(Task to complete) Search the material below for the word "kryzysu". Copy every line that has it.

----- Material provided

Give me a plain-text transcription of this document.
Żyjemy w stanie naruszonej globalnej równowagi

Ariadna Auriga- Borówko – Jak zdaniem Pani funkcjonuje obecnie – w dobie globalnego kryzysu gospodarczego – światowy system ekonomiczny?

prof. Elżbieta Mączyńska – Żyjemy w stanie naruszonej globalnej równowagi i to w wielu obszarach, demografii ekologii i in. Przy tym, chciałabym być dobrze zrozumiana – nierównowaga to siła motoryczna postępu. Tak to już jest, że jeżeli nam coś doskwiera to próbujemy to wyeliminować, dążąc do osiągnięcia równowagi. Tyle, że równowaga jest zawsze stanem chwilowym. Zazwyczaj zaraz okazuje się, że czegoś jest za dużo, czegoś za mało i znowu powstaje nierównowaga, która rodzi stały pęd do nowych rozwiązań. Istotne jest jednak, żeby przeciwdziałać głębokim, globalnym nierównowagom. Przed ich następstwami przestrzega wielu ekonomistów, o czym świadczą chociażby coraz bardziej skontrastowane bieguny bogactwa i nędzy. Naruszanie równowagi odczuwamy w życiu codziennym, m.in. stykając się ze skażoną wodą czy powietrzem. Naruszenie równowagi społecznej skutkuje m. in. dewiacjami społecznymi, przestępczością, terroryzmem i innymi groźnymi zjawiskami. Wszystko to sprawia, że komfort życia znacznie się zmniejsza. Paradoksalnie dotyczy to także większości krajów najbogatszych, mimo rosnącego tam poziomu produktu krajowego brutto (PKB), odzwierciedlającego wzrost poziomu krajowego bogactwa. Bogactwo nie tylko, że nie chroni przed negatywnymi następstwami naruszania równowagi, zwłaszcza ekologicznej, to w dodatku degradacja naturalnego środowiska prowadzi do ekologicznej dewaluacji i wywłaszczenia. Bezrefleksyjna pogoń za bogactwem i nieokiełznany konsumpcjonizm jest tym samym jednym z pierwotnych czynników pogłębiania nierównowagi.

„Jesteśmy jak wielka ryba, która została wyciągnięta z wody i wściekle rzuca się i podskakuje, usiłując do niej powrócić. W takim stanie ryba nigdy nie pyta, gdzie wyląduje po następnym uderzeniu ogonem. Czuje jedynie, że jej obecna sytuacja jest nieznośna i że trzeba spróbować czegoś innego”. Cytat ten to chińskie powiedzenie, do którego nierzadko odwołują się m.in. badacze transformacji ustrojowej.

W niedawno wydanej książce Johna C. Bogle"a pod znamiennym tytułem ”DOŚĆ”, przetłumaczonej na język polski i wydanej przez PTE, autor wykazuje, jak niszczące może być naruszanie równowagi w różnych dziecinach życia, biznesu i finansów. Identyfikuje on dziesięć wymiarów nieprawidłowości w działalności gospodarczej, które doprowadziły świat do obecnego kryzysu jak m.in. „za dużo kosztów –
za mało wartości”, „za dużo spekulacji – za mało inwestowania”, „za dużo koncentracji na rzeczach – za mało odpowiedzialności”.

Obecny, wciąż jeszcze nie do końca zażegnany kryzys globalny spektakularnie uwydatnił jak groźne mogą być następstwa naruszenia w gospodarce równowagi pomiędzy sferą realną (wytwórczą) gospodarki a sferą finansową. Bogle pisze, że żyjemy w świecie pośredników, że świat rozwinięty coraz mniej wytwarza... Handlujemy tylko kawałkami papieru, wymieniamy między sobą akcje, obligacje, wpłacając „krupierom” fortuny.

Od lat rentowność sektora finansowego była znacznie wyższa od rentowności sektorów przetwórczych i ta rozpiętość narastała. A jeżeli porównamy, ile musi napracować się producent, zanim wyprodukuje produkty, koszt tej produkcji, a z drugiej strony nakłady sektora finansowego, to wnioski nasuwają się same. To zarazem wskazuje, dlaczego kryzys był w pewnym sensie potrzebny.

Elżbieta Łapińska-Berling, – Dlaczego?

----------

(Problem solution)
Ariadna Auriga- Borówko – Jak zdaniem Pani funkcjonuje obecnie – w dobie globalnego kryzysu gospodarczego – światowy system ekonomiczny?
W niedawno wydanej książce Johna C. Bogle"a pod znamiennym tytułem ”DOŚĆ”, przetłumaczonej na język polski i wydanej przez PTE, autor wykazuje, jak niszczące może być naruszanie równowagi w różnych dziecinach życia, biznesu i finansów. Identyfikuje on dziesięć wymiarów nieprawidłowości w działalności gospodarczej, które doprowadziły świat do obecnego kryzysu jak m.in. „za dużo kosztów –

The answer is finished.